Exercise task: Tally every line of the listing where the string "previo" is found, and state the total alone.

Provided records:
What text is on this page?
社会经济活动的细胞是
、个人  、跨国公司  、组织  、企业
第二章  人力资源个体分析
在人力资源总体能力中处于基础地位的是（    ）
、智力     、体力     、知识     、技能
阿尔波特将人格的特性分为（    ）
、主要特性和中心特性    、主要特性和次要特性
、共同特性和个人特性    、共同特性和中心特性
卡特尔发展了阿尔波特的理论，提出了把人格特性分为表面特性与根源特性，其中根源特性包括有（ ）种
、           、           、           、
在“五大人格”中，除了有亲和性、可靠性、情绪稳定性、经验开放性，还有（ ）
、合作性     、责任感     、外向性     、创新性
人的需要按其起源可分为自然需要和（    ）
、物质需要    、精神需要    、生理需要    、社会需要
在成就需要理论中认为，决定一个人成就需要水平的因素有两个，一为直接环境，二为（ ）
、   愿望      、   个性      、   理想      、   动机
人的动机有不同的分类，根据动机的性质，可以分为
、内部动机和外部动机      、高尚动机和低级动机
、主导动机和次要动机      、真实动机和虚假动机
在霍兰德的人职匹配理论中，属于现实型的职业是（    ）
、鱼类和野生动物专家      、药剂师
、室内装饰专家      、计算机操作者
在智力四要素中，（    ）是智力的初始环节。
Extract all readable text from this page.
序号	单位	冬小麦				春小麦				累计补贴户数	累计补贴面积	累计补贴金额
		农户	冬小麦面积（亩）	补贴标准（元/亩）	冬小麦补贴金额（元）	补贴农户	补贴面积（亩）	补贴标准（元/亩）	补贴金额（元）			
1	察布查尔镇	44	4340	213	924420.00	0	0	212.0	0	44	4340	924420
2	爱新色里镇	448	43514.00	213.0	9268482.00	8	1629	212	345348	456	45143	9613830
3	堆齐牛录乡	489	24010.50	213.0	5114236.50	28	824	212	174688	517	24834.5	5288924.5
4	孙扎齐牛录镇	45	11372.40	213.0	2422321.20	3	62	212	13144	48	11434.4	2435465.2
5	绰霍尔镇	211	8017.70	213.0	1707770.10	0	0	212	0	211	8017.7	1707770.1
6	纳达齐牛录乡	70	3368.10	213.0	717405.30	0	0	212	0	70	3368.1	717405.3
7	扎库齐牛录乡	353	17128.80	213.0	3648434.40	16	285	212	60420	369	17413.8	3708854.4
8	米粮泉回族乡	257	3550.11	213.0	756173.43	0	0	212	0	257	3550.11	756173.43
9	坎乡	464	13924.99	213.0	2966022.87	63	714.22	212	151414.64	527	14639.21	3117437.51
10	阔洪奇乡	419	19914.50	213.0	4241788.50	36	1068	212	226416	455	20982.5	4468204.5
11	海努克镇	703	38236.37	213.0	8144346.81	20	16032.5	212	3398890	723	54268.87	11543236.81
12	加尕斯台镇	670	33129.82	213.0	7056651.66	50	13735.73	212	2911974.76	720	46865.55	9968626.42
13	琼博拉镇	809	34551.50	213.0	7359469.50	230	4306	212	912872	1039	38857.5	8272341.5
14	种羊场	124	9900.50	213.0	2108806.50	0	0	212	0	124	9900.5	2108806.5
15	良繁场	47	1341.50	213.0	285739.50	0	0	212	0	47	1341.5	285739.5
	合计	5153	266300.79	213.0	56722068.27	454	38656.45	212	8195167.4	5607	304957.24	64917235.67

==

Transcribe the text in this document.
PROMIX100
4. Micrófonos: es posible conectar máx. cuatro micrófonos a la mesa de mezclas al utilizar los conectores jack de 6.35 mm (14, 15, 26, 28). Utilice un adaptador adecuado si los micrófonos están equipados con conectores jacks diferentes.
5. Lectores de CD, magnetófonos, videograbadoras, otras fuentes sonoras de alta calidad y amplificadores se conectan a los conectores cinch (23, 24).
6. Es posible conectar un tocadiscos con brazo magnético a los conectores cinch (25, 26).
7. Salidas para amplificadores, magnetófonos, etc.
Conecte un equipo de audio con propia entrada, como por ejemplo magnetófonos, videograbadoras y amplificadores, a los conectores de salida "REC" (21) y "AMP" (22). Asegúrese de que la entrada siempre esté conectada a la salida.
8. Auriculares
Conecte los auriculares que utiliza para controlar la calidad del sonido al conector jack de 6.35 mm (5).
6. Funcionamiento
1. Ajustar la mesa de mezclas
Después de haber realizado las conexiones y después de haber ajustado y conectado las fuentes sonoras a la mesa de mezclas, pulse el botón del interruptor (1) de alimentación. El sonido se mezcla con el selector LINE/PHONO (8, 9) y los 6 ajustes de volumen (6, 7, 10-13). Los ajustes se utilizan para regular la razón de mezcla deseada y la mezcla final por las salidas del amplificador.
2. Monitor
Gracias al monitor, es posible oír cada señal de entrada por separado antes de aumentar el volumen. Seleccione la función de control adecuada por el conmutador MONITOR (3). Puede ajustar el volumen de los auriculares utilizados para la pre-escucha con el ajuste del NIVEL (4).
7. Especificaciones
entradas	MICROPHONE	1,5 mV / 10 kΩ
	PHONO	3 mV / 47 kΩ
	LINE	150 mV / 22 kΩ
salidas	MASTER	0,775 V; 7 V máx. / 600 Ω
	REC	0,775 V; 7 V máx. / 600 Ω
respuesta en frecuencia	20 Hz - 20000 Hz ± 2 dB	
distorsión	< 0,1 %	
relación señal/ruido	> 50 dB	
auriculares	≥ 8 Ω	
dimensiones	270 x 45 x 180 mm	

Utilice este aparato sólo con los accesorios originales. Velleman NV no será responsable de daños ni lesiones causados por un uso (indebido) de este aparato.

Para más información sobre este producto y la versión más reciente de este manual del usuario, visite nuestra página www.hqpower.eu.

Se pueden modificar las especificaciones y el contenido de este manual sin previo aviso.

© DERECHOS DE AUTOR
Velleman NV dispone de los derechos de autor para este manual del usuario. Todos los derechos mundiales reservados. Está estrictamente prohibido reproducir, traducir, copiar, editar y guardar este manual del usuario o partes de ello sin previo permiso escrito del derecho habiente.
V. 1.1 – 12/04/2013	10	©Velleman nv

Written solution: 2